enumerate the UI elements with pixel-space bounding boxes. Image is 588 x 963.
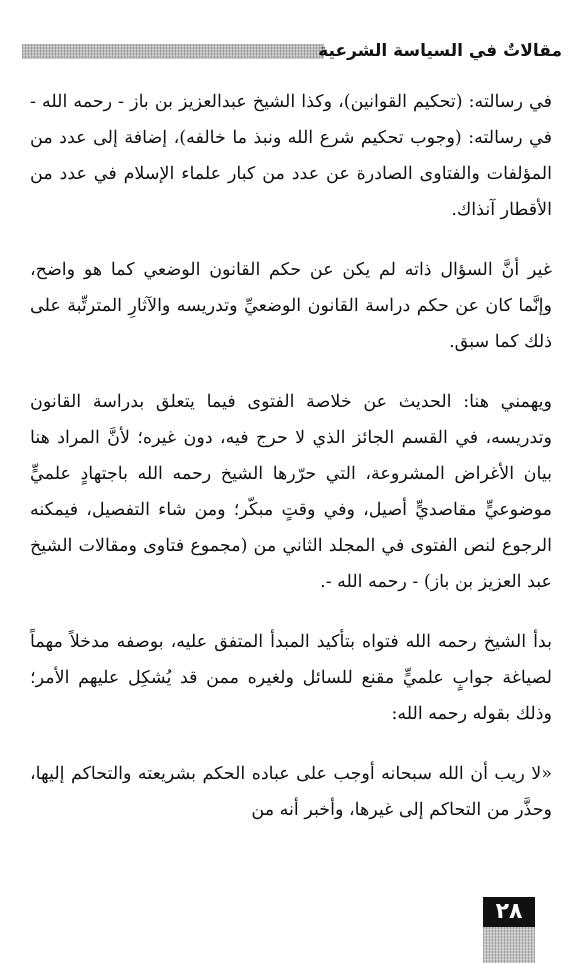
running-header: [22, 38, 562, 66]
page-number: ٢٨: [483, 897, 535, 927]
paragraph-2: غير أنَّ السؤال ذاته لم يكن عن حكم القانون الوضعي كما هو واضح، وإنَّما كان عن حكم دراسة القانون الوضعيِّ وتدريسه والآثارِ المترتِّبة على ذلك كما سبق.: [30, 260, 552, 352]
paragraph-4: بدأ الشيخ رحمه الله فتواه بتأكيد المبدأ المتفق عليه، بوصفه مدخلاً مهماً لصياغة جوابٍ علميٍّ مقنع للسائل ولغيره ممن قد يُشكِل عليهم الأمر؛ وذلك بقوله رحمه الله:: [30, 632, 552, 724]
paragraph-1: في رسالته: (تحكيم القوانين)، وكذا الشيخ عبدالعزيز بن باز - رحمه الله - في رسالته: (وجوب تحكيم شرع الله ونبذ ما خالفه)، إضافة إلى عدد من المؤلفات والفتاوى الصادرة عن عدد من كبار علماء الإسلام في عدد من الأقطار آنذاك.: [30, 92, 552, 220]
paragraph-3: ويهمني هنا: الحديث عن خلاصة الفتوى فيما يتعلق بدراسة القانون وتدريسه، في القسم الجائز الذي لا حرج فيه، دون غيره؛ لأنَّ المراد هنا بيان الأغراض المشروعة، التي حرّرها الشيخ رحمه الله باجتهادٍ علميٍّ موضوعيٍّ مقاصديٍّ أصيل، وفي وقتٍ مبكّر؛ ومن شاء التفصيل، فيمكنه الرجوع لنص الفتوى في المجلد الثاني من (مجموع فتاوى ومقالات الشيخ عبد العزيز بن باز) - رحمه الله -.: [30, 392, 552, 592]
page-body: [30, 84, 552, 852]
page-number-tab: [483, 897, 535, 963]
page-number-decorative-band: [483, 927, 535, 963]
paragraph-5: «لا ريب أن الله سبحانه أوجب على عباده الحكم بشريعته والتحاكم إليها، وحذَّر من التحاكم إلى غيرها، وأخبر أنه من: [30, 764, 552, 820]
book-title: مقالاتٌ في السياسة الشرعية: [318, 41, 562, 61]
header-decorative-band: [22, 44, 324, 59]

--

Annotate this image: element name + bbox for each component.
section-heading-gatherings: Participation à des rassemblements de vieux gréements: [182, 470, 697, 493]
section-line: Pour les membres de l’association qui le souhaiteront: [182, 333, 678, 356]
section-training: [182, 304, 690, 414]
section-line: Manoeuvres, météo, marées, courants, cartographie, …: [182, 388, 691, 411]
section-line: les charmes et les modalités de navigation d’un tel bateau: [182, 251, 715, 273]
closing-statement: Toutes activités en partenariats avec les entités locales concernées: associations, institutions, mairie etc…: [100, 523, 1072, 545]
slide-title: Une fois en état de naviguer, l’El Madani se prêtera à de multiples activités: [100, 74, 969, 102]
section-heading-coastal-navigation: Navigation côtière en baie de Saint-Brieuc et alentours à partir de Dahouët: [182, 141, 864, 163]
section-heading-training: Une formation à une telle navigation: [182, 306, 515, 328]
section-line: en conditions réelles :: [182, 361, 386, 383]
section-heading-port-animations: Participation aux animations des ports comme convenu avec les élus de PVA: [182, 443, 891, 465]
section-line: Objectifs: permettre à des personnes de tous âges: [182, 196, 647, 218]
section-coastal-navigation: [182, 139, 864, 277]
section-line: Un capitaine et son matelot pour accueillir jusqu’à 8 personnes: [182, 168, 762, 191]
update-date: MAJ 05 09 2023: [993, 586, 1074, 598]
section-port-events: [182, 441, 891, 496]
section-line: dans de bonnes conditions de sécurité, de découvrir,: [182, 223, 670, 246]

* * *

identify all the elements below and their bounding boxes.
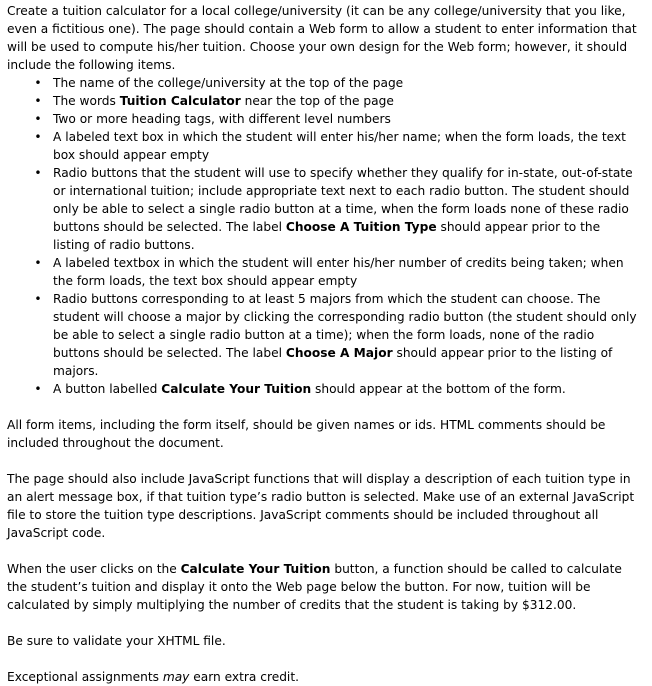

What is being asked
Give the listing between the lines holding "enumerate the UI" and "header-decorative-band: [22, 44, 324, 59]", inclusive, as a two-column CSV with the headers input and output, one row per entry, each value in a single quoted field with its line breaks turned into spaces. Leave the pictures out.

Exercise result
input,output
"enumerate the UI elements with pixel-space bounding boxes. Image is 588 x 963.","running-header: [22, 38, 562, 66] page-number: ٢٨: [483, 897, 535, 927] paragraph-2: غير أنَّ السؤال ذاته لم يكن عن حكم القانون الوضعي كما هو واضح، وإنَّما كان عن حكم دراسة القانون الوضعيِّ وتدريسه والآثارِ المترتِّبة على ذلك كما سبق.: [30, 260, 552, 352] paragraph-4: بدأ الشيخ رحمه الله فتواه بتأكيد المبدأ المتفق عليه، بوصفه مدخلاً مهماً لصياغة جوابٍ علميٍّ مقنع للسائل ولغيره ممن قد يُشكِل عليهم الأمر؛ وذلك بقوله رحمه الله:: [30, 632, 552, 724] paragraph-1: في رسالته: (تحكيم القوانين)، وكذا الشيخ عبدالعزيز بن باز - رحمه الله - في رسالته: (وجوب تحكيم شرع الله ونبذ ما خالفه)، إضافة إلى عدد من المؤلفات والفتاوى الصادرة عن عدد من كبار علماء الإسلام في عدد من الأقطار آنذاك.: [30, 92, 552, 220] paragraph-3: ويهمني هنا: الحديث عن خلاصة الفتوى فيما يتعلق بدراسة القانون وتدريسه، في القسم الجائز الذي لا حرج فيه، دون غيره؛ لأنَّ المراد هنا بيان الأغراض المشروعة، التي حرّرها الشيخ رحمه الله باجتهادٍ علميٍّ موضوعيٍّ مقاصديٍّ أصيل، وفي وقتٍ مبكّر؛ ومن شاء التفصيل، فيمكنه الرجوع لنص الفتوى في المجلد الثاني من (مجموع فتاوى ومقالات الشيخ عبد العزيز بن باز) - رحمه الله -.: [30, 392, 552, 592] page-body: [30, 84, 552, 852] page-number-tab: [483, 897, 535, 963] page-number-decorative-band: [483, 927, 535, 963] paragraph-5: «لا ريب أن الله سبحانه أوجب على عباده الحكم بشريعته والتحاكم إليها، وحذَّر من التحاكم إلى غيرها، وأخبر أنه من: [30, 764, 552, 820] book-title: مقالاتٌ في السياسة الشرعية: [318, 41, 562, 61] header-decorative-band: [22, 44, 324, 59]"